Copy each of the entries below faithfully, setting aside any pictures.

>>>

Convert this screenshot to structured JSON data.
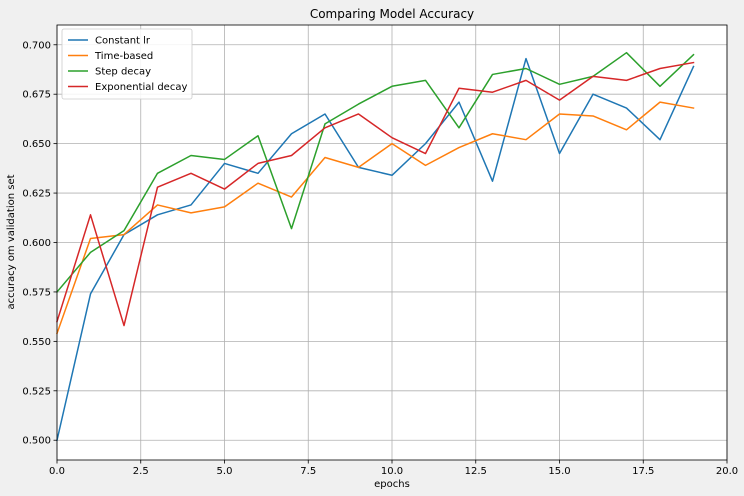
{
  "chart_data": {
    "type": "line",
    "title": "Comparing Model Accuracy",
    "xlabel": "epochs",
    "ylabel": "accuracy om validation set",
    "xlim": [
      0,
      20
    ],
    "ylim": [
      0.49,
      0.71
    ],
    "x_ticks": [
      "0.0",
      "2.5",
      "5.0",
      "7.5",
      "10.0",
      "12.5",
      "15.0",
      "17.5",
      "20.0"
    ],
    "y_ticks": [
      "0.500",
      "0.525",
      "0.550",
      "0.575",
      "0.600",
      "0.625",
      "0.650",
      "0.675",
      "0.700"
    ],
    "grid": true,
    "legend_position": "top-left",
    "x": [
      0,
      1,
      2,
      3,
      4,
      5,
      6,
      7,
      8,
      9,
      10,
      11,
      12,
      13,
      14,
      15,
      16,
      17,
      18,
      19
    ],
    "series": [
      {
        "name": "Constant lr",
        "color": "#1f77b4",
        "values": [
          0.5,
          0.574,
          0.604,
          0.614,
          0.619,
          0.64,
          0.635,
          0.655,
          0.665,
          0.638,
          0.634,
          0.65,
          0.671,
          0.631,
          0.693,
          0.645,
          0.675,
          0.668,
          0.652,
          0.689
        ]
      },
      {
        "name": "Time-based",
        "color": "#ff7f0e",
        "values": [
          0.554,
          0.602,
          0.604,
          0.619,
          0.615,
          0.618,
          0.63,
          0.623,
          0.643,
          0.638,
          0.65,
          0.639,
          0.648,
          0.655,
          0.652,
          0.665,
          0.664,
          0.657,
          0.671,
          0.668
        ]
      },
      {
        "name": "Step decay",
        "color": "#2ca02c",
        "values": [
          0.575,
          0.595,
          0.606,
          0.635,
          0.644,
          0.642,
          0.654,
          0.607,
          0.66,
          0.67,
          0.679,
          0.682,
          0.658,
          0.685,
          0.688,
          0.68,
          0.684,
          0.696,
          0.679,
          0.695
        ]
      },
      {
        "name": "Exponential decay",
        "color": "#d62728",
        "values": [
          0.56,
          0.614,
          0.558,
          0.628,
          0.635,
          0.627,
          0.64,
          0.644,
          0.658,
          0.665,
          0.653,
          0.645,
          0.678,
          0.676,
          0.682,
          0.672,
          0.684,
          0.682,
          0.688,
          0.691
        ]
      }
    ]
  }
}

<<<

■ RESULT OF THIS TASK:
Convert this screenshot to structured JSON data.
{
  "chart_data": {
    "type": "line",
    "title": "Comparing Model Accuracy",
    "xlabel": "epochs",
    "ylabel": "accuracy om validation set",
    "xlim": [
      0,
      20
    ],
    "ylim": [
      0.49,
      0.71
    ],
    "x_ticks": [
      "0.0",
      "2.5",
      "5.0",
      "7.5",
      "10.0",
      "12.5",
      "15.0",
      "17.5",
      "20.0"
    ],
    "y_ticks": [
      "0.500",
      "0.525",
      "0.550",
      "0.575",
      "0.600",
      "0.625",
      "0.650",
      "0.675",
      "0.700"
    ],
    "grid": true,
    "legend_position": "top-left",
    "x": [
      0,
      1,
      2,
      3,
      4,
      5,
      6,
      7,
      8,
      9,
      10,
      11,
      12,
      13,
      14,
      15,
      16,
      17,
      18,
      19
    ],
    "series": [
      {
        "name": "Constant lr",
        "color": "#1f77b4",
        "values": [
          0.5,
          0.574,
          0.604,
          0.614,
          0.619,
          0.64,
          0.635,
          0.655,
          0.665,
          0.638,
          0.634,
          0.65,
          0.671,
          0.631,
          0.693,
          0.645,
          0.675,
          0.668,
          0.652,
          0.689
        ]
      },
      {
        "name": "Time-based",
        "color": "#ff7f0e",
        "values": [
          0.554,
          0.602,
          0.604,
          0.619,
          0.615,
          0.618,
          0.63,
          0.623,
          0.643,
          0.638,
          0.65,
          0.639,
          0.648,
          0.655,
          0.652,
          0.665,
          0.664,
          0.657,
          0.671,
          0.668
        ]
      },
      {
        "name": "Step decay",
        "color": "#2ca02c",
        "values": [
          0.575,
          0.595,
          0.606,
          0.635,
          0.644,
          0.642,
          0.654,
          0.607,
          0.66,
          0.67,
          0.679,
          0.682,
          0.658,
          0.685,
          0.688,
          0.68,
          0.684,
          0.696,
          0.679,
          0.695
        ]
      },
      {
        "name": "Exponential decay",
        "color": "#d62728",
        "values": [
          0.56,
          0.614,
          0.558,
          0.628,
          0.635,
          0.627,
          0.64,
          0.644,
          0.658,
          0.665,
          0.653,
          0.645,
          0.678,
          0.676,
          0.682,
          0.672,
          0.684,
          0.682,
          0.688,
          0.691
        ]
      }
    ]
  }
}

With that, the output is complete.